• Data in this exercise
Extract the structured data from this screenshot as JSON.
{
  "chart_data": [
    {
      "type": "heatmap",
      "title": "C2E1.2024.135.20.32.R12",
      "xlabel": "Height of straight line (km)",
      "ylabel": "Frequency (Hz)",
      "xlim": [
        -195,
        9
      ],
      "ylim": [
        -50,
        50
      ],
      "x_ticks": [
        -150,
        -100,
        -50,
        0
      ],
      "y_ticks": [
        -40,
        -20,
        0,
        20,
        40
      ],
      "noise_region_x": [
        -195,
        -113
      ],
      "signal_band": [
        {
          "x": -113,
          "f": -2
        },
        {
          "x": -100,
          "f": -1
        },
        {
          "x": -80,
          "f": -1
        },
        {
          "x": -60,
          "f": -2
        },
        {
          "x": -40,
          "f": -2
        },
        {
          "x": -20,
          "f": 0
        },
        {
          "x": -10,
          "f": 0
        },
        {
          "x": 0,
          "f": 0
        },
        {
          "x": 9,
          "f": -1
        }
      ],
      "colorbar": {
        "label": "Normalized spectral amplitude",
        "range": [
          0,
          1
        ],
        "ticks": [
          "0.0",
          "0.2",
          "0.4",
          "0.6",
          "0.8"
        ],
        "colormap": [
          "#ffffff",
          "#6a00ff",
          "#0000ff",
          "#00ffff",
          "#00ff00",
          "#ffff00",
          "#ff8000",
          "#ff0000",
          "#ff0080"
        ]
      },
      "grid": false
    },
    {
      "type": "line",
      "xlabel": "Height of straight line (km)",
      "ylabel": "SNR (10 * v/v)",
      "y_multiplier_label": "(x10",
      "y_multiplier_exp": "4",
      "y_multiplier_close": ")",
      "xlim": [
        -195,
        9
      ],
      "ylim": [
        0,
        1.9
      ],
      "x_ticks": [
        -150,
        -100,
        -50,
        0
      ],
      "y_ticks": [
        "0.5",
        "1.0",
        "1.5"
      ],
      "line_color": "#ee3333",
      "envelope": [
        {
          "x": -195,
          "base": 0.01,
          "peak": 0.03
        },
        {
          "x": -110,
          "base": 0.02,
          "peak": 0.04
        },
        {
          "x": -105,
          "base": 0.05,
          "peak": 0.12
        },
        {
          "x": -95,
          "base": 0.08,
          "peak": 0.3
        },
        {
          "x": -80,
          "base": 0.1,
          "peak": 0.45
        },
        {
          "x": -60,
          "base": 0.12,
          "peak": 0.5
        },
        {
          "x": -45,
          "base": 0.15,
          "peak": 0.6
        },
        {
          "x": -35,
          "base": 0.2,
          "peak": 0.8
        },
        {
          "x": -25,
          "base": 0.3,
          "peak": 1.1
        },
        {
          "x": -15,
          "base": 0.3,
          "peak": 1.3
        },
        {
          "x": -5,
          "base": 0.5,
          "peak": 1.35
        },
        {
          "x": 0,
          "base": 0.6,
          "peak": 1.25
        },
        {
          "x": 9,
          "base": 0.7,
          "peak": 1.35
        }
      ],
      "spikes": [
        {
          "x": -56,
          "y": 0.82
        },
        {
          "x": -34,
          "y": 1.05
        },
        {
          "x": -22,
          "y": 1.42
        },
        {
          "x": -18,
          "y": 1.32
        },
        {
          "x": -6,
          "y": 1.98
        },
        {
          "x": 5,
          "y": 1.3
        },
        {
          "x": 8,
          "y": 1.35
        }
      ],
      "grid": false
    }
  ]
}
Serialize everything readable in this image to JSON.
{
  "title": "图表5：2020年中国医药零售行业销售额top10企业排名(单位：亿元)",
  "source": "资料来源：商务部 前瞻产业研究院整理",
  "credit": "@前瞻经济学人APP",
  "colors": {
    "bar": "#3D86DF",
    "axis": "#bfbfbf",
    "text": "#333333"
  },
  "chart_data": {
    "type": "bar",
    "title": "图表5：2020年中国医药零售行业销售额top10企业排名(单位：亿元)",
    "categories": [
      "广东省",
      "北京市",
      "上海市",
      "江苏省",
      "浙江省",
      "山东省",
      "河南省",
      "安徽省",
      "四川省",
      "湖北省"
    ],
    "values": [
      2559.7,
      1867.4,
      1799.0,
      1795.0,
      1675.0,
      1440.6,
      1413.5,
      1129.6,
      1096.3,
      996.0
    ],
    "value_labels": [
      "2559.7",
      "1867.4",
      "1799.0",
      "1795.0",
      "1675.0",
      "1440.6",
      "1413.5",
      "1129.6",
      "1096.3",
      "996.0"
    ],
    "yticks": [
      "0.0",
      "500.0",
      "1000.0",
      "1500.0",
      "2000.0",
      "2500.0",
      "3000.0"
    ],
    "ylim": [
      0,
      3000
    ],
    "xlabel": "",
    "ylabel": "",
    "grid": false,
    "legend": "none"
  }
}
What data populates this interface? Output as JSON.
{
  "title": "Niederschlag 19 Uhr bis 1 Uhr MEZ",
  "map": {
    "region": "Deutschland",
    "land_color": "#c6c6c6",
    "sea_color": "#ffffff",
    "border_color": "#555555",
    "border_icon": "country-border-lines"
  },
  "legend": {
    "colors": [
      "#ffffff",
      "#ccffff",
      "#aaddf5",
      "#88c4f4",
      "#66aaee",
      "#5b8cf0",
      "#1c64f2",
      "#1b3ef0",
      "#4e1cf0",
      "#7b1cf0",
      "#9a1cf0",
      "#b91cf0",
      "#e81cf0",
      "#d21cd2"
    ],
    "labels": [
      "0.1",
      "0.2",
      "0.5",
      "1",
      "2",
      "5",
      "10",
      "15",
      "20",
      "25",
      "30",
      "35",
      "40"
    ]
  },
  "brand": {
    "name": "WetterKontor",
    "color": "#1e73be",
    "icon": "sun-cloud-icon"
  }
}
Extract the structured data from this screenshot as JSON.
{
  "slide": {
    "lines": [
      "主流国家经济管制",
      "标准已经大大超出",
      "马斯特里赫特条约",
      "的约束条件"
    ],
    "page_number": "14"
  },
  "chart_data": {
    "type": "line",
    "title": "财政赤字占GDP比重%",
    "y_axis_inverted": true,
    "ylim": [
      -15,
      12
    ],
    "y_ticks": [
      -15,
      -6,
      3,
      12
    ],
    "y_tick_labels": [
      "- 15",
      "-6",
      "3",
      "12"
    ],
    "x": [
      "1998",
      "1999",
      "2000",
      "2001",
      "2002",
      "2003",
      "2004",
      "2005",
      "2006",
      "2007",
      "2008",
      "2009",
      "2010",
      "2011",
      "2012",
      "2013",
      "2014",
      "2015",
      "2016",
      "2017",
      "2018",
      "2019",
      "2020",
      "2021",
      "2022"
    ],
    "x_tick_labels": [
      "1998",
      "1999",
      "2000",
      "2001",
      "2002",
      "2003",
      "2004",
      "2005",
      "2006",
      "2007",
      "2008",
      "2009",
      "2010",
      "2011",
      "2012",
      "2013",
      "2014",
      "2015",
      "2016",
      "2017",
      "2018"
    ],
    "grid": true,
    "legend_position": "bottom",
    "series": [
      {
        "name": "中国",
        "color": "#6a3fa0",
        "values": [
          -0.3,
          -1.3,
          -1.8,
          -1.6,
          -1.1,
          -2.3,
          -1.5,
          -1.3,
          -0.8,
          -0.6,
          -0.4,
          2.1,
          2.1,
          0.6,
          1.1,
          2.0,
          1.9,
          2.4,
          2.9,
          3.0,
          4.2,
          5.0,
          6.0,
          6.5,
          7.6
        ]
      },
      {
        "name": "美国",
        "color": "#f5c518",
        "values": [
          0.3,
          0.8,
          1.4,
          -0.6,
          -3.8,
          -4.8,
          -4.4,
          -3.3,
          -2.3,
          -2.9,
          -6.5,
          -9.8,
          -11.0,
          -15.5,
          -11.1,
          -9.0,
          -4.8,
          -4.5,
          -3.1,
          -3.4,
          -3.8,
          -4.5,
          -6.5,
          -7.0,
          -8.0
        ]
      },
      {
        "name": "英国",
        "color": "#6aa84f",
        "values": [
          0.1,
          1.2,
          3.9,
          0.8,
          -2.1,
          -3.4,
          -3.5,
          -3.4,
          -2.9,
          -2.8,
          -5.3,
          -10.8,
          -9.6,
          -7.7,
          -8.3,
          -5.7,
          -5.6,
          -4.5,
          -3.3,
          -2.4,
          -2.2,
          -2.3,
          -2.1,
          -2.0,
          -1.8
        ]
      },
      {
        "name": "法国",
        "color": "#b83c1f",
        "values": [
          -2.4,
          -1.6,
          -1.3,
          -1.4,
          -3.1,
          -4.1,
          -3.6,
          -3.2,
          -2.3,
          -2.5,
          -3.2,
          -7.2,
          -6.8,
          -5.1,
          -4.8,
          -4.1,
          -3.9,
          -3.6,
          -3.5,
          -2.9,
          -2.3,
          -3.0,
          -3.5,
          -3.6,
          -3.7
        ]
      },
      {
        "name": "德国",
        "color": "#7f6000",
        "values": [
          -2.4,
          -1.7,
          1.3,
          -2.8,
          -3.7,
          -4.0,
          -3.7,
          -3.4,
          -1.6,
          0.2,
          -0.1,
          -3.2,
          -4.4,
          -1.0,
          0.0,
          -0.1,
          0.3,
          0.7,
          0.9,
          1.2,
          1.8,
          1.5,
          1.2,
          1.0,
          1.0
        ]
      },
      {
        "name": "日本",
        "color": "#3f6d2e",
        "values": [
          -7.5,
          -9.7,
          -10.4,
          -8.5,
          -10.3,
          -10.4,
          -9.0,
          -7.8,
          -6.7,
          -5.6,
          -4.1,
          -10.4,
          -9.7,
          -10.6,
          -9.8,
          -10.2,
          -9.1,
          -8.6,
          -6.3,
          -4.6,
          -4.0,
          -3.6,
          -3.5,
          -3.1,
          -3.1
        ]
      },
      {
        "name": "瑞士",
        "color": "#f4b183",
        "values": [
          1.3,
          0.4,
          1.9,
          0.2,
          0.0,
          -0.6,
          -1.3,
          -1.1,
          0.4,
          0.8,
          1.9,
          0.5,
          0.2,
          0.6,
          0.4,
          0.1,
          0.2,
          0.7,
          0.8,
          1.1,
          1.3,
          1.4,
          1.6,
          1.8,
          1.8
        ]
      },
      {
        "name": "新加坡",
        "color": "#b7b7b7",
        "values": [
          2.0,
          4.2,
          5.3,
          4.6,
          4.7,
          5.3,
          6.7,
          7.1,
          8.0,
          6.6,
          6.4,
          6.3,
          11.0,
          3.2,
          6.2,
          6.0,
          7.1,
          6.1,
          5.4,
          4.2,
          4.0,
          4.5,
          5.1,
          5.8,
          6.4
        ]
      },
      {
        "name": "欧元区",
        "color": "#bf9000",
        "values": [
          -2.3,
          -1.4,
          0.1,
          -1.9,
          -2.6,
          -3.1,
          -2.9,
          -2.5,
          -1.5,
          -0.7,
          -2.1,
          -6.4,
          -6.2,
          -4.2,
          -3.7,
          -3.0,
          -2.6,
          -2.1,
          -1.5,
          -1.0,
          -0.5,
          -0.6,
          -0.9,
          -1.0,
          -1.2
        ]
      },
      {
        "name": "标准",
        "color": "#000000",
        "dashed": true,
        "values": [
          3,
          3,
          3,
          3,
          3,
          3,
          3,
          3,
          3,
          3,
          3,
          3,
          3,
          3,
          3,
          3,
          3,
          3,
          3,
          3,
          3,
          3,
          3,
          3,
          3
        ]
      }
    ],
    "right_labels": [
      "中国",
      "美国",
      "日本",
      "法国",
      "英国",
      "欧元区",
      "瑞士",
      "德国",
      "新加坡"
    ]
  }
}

• Do this
Show every line from the entries above in which "ylabel" appears.

• Correct output
      "ylabel": "Frequency (Hz)",
      "ylabel": "SNR (10 * v/v)",
    "ylabel": "",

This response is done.